> **SET EXERCISE A**
According to the forum thread, what was the show called?

While I would love to stockpile much more than what I have- my learning urge--aka my frantic urge to learn how to do things the Old Fashioned way- like what is involved in making cheese,from how to make rennet to how to store cheese to last. to dehydrating foods to last without any electricity. Sure I love my freezer but in case of TEOTWAWKI I do know how to grow it and preserve it... I am hoping that all my little known skills that I know and have done, will keep me from being "expendable".
The one thing I didn't like was the family that stored everything in plastic.. sure in the short term it will stay clean but I have had rodents(little house mice) chew thru rubber maid tubs) chew thru plastic I would never, and I mean never store food in plastic.. I have switched to the gallon glass jars that my BIL gets me from his business(he is in charge of a huge camp kitchen)I store my good stuff in those.. (but I do store my sugar and flour in big heavy duty plastic buckets, but I have them where I can see {and hear }them all the time.)

So gotta find some land and make hidden preps!


----------



## Halfway (Nov 26, 2009)

Great thread and follow-up post Emerald.

I did not see the show, but I'm anxious next time it comes around. Not sure I would want the exposure either.


----------



## bpdive (Aug 8, 2009)

Do you know what the name of the show was.
Thanks,


----------



## *Andi (Nov 8, 2009)

I have- my learning urge--aka my frantic urge to learn how to do things the Old Fashioned way- ... :2thumb:

Skills will be very important and go a long way.


----------



## stayingthegame (Mar 22, 2011)

did not see the show but would wonder if they (the show) may have done some "set up" to help hide these people. not to be fake but to keep them safe? still I would not be in a show like thatunless I was covered up and my place not shown. i would like to see the show, soif any one knows the name or the time it will be back on post it please.


----------



## Clarice (Aug 19, 2010)

I would not want the exposure either, hope they did not give out real names etc. Did not see the show as we do not have cable or dish. Hope it will air on our local PBS soon.


----------



## BillM (Dec 29, 2010)

*I saw the show*

I saw the show and it was excellent.

Regarding operational security, I am sure the people in the neighborhood these people live in already know they are peppers and they did not give addresses.

I am also pretty sure the people who allowed them to interview and film them received compensation for their cooperation and likely used the money to enhance or complete their preps.

Not a bad trade off!


----------



## Nadja (Jan 12, 2011)

The show for you who asked was called " Doomsday Preppers" It a very good show, well worth watching. I don't know if it will be back on again, but no, I don't think the people were comprimised very much, other then their friends and neighbors who may recoginize them. The second family , the mother with the two kids is on one of my other sites. Very nice lady. She said they are getting ready to move out of the Phoenix area very soon any way. Smart girl.


----------



## TheAnt (Jun 7, 2011)

> **Layout annotation data**
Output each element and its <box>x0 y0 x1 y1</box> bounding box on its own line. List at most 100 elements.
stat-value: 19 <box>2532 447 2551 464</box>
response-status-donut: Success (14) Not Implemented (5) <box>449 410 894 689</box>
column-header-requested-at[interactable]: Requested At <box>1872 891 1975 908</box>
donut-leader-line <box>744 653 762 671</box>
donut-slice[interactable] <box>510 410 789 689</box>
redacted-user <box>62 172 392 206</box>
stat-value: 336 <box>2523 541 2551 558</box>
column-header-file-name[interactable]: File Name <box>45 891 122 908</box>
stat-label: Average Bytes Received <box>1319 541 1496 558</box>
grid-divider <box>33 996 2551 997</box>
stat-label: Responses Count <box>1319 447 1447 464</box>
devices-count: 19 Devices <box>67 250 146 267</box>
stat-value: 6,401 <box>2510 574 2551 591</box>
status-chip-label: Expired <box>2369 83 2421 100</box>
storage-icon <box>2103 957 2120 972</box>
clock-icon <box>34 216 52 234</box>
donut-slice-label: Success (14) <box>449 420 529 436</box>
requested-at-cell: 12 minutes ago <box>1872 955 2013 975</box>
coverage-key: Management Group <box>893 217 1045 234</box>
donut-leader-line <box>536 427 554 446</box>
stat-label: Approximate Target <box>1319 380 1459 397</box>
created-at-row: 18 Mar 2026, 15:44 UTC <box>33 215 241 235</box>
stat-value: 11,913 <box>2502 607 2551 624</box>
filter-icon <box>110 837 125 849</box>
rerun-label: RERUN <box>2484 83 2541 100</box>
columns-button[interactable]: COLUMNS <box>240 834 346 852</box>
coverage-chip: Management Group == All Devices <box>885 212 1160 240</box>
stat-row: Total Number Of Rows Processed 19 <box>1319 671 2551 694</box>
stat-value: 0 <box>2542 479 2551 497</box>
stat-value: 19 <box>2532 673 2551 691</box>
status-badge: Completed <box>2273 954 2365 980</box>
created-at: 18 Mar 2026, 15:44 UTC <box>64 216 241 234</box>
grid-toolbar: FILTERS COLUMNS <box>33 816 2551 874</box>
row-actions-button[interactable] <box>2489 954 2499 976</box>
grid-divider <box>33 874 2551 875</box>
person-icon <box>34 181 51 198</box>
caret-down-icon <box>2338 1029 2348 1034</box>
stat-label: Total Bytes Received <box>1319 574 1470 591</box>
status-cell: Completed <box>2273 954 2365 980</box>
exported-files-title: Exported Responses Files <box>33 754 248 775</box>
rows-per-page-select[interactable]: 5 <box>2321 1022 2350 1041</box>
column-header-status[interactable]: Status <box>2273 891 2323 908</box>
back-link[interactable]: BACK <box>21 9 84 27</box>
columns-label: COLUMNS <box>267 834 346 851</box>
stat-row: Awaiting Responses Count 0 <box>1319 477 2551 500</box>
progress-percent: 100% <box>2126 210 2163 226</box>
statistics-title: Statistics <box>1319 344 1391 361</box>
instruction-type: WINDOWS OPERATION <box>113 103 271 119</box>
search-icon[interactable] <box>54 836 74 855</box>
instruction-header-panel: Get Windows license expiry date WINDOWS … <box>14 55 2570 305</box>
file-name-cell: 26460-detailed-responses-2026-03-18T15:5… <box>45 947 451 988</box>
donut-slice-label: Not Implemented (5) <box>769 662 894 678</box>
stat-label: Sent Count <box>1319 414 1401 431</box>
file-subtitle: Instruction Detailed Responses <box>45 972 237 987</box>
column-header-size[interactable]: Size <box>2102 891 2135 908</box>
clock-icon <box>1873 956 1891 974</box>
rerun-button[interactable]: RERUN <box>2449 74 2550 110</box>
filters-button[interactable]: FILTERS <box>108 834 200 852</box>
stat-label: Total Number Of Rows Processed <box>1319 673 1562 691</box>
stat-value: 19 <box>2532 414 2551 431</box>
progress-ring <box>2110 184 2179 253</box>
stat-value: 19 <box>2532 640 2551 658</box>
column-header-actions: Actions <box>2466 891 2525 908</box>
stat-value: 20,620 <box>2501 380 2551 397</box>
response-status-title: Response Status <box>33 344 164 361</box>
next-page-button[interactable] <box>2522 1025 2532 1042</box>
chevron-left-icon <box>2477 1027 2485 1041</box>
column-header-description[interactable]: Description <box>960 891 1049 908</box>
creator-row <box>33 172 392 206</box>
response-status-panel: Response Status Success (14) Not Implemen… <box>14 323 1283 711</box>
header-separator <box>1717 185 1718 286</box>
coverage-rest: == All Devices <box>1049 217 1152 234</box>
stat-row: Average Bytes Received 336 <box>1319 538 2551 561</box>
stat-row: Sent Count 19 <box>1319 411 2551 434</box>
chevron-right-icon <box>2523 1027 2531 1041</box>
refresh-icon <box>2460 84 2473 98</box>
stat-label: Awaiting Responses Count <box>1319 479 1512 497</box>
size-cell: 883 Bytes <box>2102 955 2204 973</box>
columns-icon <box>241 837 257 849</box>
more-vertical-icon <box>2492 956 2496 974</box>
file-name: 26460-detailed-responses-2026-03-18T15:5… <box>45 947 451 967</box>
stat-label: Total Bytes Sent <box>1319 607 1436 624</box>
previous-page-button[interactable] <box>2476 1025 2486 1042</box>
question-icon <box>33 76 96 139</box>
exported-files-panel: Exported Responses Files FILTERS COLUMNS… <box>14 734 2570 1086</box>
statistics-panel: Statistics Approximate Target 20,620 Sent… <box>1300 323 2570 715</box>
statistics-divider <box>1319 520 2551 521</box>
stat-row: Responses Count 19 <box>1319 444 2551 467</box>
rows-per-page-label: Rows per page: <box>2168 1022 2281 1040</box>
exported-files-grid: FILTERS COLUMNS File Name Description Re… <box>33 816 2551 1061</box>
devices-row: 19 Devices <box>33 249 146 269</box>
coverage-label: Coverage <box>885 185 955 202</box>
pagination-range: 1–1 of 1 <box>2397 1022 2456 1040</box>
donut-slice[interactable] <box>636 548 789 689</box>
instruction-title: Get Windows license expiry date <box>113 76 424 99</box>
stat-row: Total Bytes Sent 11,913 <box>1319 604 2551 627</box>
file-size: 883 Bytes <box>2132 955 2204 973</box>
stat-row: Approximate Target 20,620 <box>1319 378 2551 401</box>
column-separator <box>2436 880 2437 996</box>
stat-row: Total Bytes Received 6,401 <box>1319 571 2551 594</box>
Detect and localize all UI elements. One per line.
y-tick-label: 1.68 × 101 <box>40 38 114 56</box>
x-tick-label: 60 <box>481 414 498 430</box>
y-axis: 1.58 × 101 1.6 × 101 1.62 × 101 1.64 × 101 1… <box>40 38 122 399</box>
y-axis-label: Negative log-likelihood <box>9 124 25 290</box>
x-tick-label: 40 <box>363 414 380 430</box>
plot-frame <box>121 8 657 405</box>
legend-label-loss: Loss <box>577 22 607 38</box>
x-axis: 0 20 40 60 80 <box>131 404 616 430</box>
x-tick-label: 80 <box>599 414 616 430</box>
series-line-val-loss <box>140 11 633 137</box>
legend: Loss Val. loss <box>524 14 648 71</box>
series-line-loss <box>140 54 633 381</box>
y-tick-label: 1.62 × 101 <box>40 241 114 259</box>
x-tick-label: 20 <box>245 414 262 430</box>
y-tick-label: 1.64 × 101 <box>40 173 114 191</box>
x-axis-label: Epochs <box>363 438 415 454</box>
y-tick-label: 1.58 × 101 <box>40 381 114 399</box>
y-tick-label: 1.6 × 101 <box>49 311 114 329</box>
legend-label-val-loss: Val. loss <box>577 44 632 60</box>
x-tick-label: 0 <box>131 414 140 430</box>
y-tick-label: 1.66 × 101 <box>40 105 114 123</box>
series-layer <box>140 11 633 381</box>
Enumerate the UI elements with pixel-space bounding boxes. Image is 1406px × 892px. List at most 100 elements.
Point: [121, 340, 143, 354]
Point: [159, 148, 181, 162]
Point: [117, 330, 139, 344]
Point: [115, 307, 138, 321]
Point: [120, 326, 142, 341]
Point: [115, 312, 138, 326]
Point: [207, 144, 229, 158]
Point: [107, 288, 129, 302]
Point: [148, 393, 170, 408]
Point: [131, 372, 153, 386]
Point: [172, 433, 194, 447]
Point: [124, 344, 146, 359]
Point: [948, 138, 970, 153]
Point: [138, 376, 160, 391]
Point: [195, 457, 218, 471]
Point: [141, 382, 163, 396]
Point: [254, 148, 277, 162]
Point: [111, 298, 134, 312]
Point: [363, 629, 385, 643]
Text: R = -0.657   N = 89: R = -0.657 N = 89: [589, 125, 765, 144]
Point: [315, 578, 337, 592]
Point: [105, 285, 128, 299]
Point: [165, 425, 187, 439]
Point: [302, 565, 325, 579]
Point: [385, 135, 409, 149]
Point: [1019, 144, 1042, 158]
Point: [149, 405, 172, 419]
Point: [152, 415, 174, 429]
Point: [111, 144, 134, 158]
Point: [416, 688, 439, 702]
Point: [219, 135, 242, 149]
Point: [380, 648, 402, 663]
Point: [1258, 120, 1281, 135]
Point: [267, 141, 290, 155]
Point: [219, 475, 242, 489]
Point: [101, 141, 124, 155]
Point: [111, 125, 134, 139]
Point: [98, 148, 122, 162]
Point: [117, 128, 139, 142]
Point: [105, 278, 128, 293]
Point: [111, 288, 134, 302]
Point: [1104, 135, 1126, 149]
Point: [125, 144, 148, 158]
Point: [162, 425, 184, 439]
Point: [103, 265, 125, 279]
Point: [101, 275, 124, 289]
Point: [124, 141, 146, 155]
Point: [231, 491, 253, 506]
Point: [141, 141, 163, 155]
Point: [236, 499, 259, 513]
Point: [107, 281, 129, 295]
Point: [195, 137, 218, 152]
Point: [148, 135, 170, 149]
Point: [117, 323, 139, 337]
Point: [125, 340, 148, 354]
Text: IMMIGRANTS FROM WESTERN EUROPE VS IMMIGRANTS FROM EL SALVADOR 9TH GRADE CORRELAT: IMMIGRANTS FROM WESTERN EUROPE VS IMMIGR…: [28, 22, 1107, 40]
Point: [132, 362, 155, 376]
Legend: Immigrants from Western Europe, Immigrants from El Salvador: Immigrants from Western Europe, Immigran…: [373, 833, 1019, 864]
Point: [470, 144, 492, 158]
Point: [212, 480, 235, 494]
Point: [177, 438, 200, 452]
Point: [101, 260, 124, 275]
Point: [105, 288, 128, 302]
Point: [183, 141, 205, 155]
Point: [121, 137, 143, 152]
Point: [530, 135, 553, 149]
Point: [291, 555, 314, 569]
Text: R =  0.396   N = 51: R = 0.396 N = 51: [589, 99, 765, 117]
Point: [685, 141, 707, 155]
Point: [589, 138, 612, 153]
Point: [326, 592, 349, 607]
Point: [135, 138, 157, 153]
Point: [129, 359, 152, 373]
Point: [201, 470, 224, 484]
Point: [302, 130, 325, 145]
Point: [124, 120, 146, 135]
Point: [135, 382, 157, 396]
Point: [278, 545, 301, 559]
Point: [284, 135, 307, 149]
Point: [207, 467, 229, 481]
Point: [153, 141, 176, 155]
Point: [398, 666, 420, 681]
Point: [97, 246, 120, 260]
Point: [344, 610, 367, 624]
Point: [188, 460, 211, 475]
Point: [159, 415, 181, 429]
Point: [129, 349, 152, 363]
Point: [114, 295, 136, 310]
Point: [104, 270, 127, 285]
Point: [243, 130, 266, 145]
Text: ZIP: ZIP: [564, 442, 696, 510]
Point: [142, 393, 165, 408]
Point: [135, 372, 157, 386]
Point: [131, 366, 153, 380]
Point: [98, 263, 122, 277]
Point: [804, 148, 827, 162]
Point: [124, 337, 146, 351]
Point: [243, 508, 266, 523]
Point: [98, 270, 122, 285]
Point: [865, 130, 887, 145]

> **SET EXERCISE B**
Return the records unchanged from their first line through the line with "redacted-user <box>62 172 392 206</box>", including both ends.

> **EXERCISE SOLUTION A**
Doomsday Preppers

> **EXERCISE SOLUTION B**
Output each element and its <box>x0 y0 x1 y1</box> bounding box on its own line. List at most 100 elements.
stat-value: 19 <box>2532 447 2551 464</box>
response-status-donut: Success (14) Not Implemented (5) <box>449 410 894 689</box>
column-header-requested-at[interactable]: Requested At <box>1872 891 1975 908</box>
donut-leader-line <box>744 653 762 671</box>
donut-slice[interactable] <box>510 410 789 689</box>
redacted-user <box>62 172 392 206</box>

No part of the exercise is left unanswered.